[Rows from a figure dataset]
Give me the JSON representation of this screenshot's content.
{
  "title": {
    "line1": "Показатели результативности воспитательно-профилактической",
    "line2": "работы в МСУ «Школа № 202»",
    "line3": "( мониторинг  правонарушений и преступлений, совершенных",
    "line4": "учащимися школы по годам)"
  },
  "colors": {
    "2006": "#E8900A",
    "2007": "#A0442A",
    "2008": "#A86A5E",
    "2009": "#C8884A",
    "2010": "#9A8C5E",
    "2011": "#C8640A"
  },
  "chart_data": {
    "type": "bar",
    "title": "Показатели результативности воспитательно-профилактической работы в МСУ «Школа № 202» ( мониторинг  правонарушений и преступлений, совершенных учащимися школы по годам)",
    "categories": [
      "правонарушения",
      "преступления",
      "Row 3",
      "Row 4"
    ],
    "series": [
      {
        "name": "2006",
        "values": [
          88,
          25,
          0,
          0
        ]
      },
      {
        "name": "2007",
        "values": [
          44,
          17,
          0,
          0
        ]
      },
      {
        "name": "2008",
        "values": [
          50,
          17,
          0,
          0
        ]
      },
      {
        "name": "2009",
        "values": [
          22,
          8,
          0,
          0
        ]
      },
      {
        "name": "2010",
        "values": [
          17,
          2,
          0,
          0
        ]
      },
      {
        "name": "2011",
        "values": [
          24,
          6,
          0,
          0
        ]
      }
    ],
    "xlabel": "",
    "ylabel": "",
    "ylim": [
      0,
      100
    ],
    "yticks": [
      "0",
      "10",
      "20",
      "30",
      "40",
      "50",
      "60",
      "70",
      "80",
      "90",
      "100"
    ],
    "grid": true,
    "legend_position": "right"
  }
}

---

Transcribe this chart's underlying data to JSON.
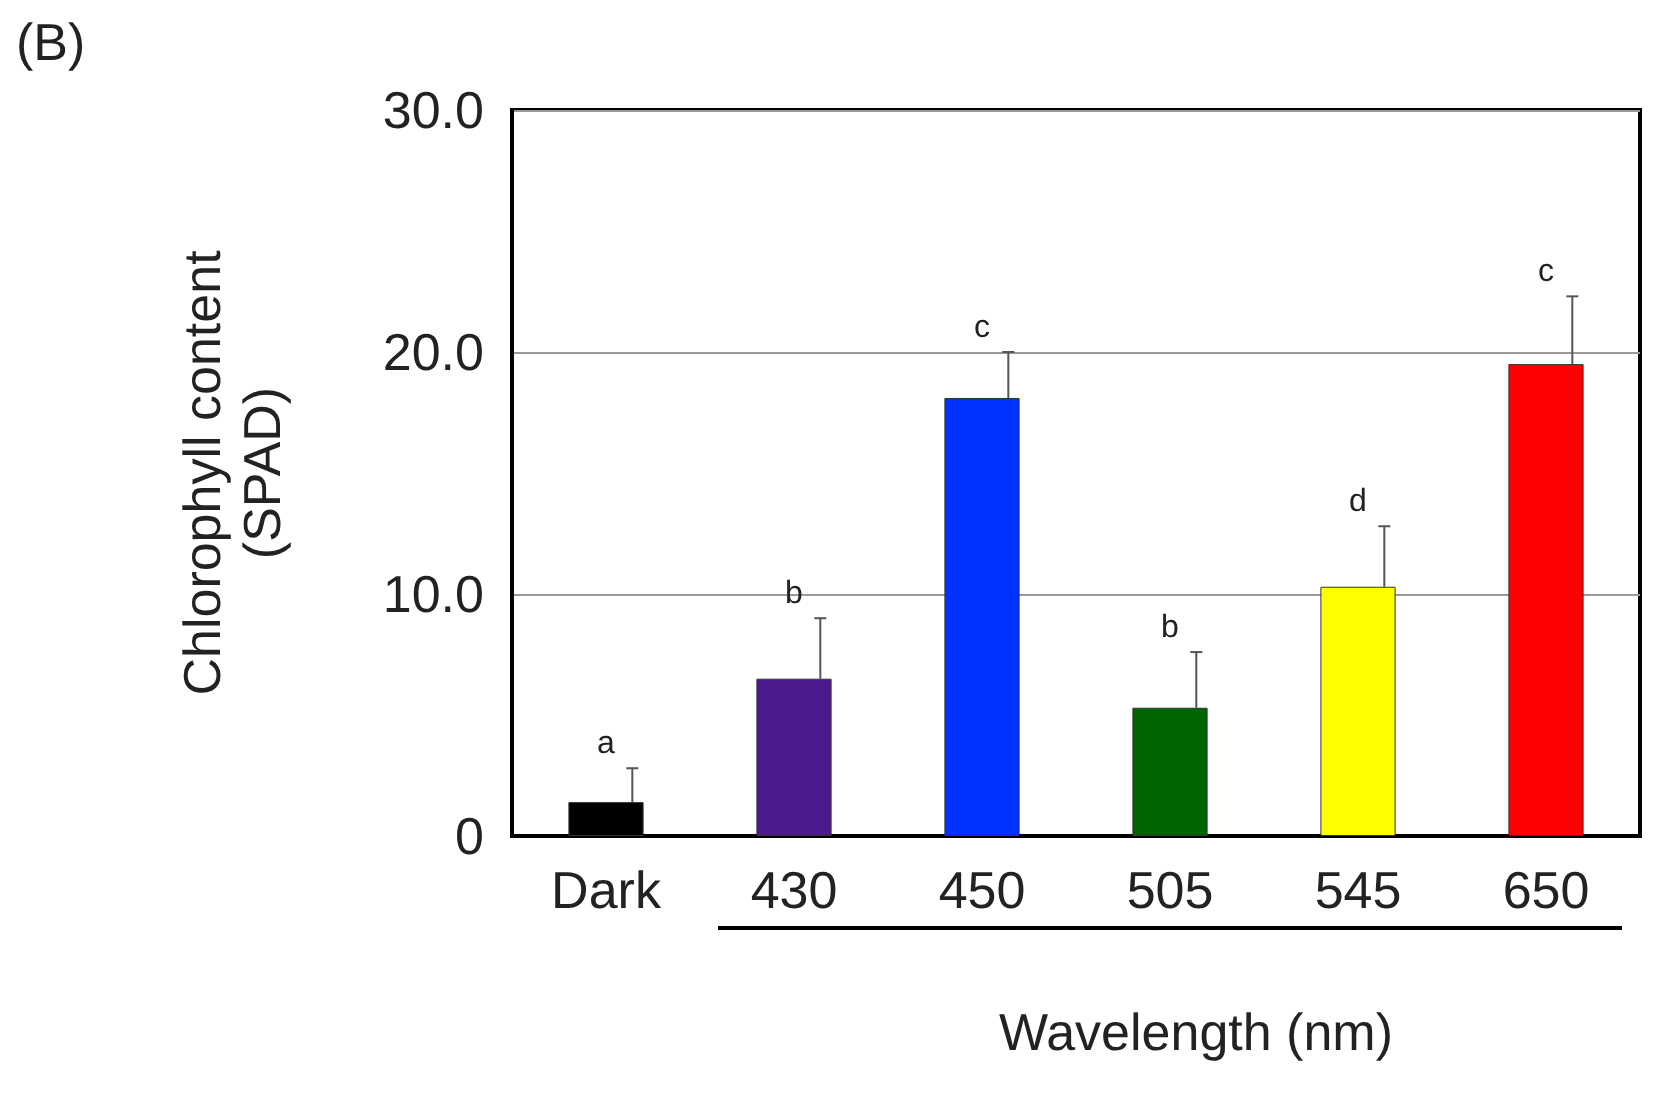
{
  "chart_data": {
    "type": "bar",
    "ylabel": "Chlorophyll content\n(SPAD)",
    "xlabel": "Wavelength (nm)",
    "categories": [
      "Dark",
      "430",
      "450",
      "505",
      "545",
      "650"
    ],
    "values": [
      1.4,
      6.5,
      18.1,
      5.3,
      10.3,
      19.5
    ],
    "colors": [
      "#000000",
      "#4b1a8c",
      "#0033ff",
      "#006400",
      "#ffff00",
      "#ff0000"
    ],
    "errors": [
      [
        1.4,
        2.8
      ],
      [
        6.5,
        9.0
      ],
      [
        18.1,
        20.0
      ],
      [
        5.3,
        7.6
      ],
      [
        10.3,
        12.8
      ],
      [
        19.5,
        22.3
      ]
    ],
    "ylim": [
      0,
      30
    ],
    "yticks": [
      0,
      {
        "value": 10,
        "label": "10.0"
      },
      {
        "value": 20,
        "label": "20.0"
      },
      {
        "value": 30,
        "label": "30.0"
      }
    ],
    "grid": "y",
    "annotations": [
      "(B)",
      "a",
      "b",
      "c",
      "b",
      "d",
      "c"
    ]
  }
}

--

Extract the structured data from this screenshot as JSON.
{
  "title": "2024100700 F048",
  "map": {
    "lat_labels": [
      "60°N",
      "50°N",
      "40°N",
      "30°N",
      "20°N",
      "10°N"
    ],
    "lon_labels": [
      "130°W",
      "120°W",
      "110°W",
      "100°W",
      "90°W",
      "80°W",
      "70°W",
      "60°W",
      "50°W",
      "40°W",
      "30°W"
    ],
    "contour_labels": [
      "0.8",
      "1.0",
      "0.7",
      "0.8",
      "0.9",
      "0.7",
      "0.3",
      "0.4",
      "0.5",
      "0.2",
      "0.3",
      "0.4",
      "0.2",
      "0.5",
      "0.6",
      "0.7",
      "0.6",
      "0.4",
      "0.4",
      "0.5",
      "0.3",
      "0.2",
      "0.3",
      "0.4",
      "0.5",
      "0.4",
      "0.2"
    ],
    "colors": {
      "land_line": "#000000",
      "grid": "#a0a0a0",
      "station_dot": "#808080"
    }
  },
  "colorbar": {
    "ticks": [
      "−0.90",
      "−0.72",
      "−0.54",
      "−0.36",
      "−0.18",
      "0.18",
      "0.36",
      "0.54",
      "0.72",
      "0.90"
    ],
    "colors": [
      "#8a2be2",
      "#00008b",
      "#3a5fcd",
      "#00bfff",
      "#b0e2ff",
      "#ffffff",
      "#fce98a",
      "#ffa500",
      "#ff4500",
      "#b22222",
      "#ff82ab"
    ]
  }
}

• Work instructions
Using the records above, copy every line that has the word "name" in it.

• Expected answer
        "name": "2006",
        "name": "2007",
        "name": "2008",
        "name": "2009",
        "name": "2010",
        "name": "2011",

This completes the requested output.